■ TASK INSTRUCTIONS
Give the lines of the records again, switching every "category-label" to "group-label" and keeping everything else the same. Leave the pictures out.

■ SUPPLIED RECORDS
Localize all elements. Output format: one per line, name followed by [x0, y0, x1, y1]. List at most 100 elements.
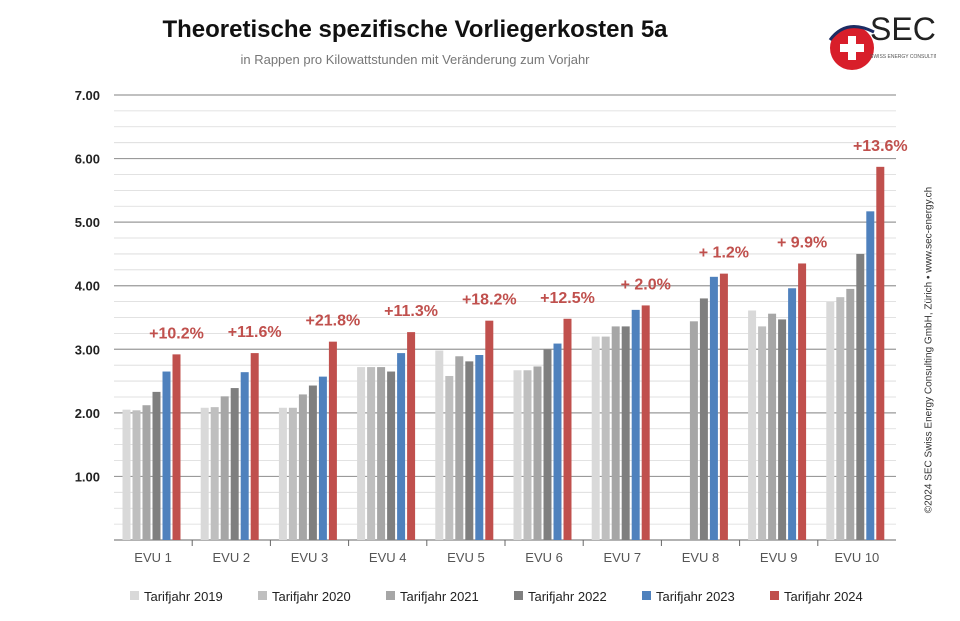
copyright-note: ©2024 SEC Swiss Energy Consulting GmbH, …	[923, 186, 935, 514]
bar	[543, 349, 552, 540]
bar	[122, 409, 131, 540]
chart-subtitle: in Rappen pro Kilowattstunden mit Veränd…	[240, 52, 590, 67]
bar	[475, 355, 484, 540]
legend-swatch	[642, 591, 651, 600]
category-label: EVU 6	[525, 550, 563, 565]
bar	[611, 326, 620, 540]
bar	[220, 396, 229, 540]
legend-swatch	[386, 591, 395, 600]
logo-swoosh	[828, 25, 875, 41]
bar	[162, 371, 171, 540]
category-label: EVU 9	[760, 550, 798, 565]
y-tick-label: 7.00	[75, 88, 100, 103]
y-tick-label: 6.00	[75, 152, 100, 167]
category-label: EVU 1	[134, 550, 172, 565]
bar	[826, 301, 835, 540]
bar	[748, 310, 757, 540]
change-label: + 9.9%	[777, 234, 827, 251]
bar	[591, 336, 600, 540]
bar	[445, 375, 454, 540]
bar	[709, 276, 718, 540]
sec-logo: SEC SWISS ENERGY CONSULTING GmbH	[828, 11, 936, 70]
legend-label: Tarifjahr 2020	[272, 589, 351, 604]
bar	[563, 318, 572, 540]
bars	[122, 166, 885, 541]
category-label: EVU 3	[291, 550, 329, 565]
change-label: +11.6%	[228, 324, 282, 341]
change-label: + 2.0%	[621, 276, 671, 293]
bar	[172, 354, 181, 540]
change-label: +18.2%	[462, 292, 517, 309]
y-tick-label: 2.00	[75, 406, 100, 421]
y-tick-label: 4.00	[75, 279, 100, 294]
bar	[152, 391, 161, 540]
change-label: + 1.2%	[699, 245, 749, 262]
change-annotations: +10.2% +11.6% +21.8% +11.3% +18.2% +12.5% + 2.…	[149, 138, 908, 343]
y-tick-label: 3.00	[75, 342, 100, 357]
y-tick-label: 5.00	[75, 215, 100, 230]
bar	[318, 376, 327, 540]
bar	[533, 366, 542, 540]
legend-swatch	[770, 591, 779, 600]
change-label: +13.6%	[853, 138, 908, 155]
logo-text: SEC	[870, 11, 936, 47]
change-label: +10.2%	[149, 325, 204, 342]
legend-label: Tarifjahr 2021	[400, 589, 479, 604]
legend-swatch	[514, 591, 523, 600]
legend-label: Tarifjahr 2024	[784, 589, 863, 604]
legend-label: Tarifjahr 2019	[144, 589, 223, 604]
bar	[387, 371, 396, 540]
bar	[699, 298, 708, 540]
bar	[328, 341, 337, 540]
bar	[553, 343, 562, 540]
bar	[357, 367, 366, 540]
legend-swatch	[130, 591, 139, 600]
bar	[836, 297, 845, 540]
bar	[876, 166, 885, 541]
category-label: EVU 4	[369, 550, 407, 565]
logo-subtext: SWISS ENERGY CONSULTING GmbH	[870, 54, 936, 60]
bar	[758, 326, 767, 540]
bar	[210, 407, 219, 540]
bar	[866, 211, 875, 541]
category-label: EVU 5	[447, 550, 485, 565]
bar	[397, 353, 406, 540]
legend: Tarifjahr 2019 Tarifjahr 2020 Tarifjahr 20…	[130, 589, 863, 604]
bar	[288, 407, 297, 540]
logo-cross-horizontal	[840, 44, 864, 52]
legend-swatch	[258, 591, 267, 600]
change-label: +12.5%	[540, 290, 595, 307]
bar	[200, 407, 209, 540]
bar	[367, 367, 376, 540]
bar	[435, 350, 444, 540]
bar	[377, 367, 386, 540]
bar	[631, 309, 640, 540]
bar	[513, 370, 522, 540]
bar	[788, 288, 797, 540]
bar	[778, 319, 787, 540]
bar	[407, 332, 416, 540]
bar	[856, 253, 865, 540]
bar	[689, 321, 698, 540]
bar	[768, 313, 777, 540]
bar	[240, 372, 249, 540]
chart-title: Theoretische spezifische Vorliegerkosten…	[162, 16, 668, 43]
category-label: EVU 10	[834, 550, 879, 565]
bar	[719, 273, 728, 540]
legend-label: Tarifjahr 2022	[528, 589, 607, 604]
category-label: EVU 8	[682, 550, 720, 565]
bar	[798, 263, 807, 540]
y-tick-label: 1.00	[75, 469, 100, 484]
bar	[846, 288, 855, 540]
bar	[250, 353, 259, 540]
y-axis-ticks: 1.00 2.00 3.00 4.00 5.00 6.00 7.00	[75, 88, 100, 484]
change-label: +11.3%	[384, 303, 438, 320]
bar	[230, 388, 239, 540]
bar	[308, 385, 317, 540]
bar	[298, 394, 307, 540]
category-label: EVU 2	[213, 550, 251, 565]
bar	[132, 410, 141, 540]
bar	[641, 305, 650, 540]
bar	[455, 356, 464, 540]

■ FULL OUTPUT
Localize all elements. Output format: one per line, name followed by [x0, y0, x1, y1]. List at most 100 elements.
copyright-note: ©2024 SEC Swiss Energy Consulting GmbH, …	[923, 186, 935, 514]
bar	[543, 349, 552, 540]
bar	[122, 409, 131, 540]
chart-subtitle: in Rappen pro Kilowattstunden mit Veränd…	[240, 52, 590, 67]
bar	[475, 355, 484, 540]
legend-swatch	[642, 591, 651, 600]
group-label: EVU 6	[525, 550, 563, 565]
bar	[611, 326, 620, 540]
bar	[220, 396, 229, 540]
legend-swatch	[386, 591, 395, 600]
logo-swoosh	[828, 25, 875, 41]
bar	[162, 371, 171, 540]
group-label: EVU 9	[760, 550, 798, 565]
y-tick-label: 7.00	[75, 88, 100, 103]
y-tick-label: 6.00	[75, 152, 100, 167]
group-label: EVU 1	[134, 550, 172, 565]
bar	[826, 301, 835, 540]
bar	[748, 310, 757, 540]
change-label: + 9.9%	[777, 234, 827, 251]
bar	[591, 336, 600, 540]
bar	[445, 375, 454, 540]
bar	[709, 276, 718, 540]
sec-logo: SEC SWISS ENERGY CONSULTING GmbH	[828, 11, 936, 70]
legend-label: Tarifjahr 2020	[272, 589, 351, 604]
bar	[563, 318, 572, 540]
bars	[122, 166, 885, 541]
group-label: EVU 3	[291, 550, 329, 565]
change-label: +11.6%	[228, 324, 282, 341]
change-label: + 2.0%	[621, 276, 671, 293]
bar	[172, 354, 181, 540]
change-label: +18.2%	[462, 292, 517, 309]
y-tick-label: 2.00	[75, 406, 100, 421]
y-tick-label: 4.00	[75, 279, 100, 294]
bar	[152, 391, 161, 540]
change-label: + 1.2%	[699, 245, 749, 262]
change-annotations: +10.2% +11.6% +21.8% +11.3% +18.2% +12.5% + 2.…	[149, 138, 908, 343]
y-tick-label: 3.00	[75, 342, 100, 357]
y-tick-label: 5.00	[75, 215, 100, 230]
bar	[318, 376, 327, 540]
bar	[533, 366, 542, 540]
legend-swatch	[770, 591, 779, 600]
change-label: +13.6%	[853, 138, 908, 155]
logo-text: SEC	[870, 11, 936, 47]
change-label: +10.2%	[149, 325, 204, 342]
legend-label: Tarifjahr 2021	[400, 589, 479, 604]
legend-swatch	[514, 591, 523, 600]
legend-label: Tarifjahr 2024	[784, 589, 863, 604]
legend-label: Tarifjahr 2019	[144, 589, 223, 604]
bar	[387, 371, 396, 540]
bar	[699, 298, 708, 540]
bar	[328, 341, 337, 540]
bar	[553, 343, 562, 540]
bar	[357, 367, 366, 540]
legend-swatch	[130, 591, 139, 600]
bar	[836, 297, 845, 540]
bar	[876, 166, 885, 541]
group-label: EVU 4	[369, 550, 407, 565]
logo-subtext: SWISS ENERGY CONSULTING GmbH	[870, 54, 936, 60]
bar	[758, 326, 767, 540]
bar	[210, 407, 219, 540]
bar	[866, 211, 875, 541]
group-label: EVU 5	[447, 550, 485, 565]
bar	[397, 353, 406, 540]
legend: Tarifjahr 2019 Tarifjahr 2020 Tarifjahr 20…	[130, 589, 863, 604]
bar	[288, 407, 297, 540]
logo-cross-horizontal	[840, 44, 864, 52]
legend-swatch	[258, 591, 267, 600]
change-label: +12.5%	[540, 290, 595, 307]
bar	[200, 407, 209, 540]
bar	[367, 367, 376, 540]
bar	[435, 350, 444, 540]
bar	[377, 367, 386, 540]
bar	[631, 309, 640, 540]
bar	[513, 370, 522, 540]
bar	[788, 288, 797, 540]
bar	[778, 319, 787, 540]
bar	[407, 332, 416, 540]
bar	[856, 253, 865, 540]
bar	[689, 321, 698, 540]
bar	[768, 313, 777, 540]
bar	[240, 372, 249, 540]
chart-title: Theoretische spezifische Vorliegerkosten…	[162, 16, 668, 43]
group-label: EVU 10	[834, 550, 879, 565]
bar	[719, 273, 728, 540]
legend-label: Tarifjahr 2022	[528, 589, 607, 604]
group-label: EVU 8	[682, 550, 720, 565]
bar	[798, 263, 807, 540]
y-tick-label: 1.00	[75, 469, 100, 484]
bar	[846, 288, 855, 540]
bar	[250, 353, 259, 540]
y-axis-ticks: 1.00 2.00 3.00 4.00 5.00 6.00 7.00	[75, 88, 100, 484]
change-label: +11.3%	[384, 303, 438, 320]
bar	[230, 388, 239, 540]
bar	[308, 385, 317, 540]
bar	[298, 394, 307, 540]
group-label: EVU 2	[213, 550, 251, 565]
bar	[132, 410, 141, 540]
bar	[641, 305, 650, 540]
bar	[455, 356, 464, 540]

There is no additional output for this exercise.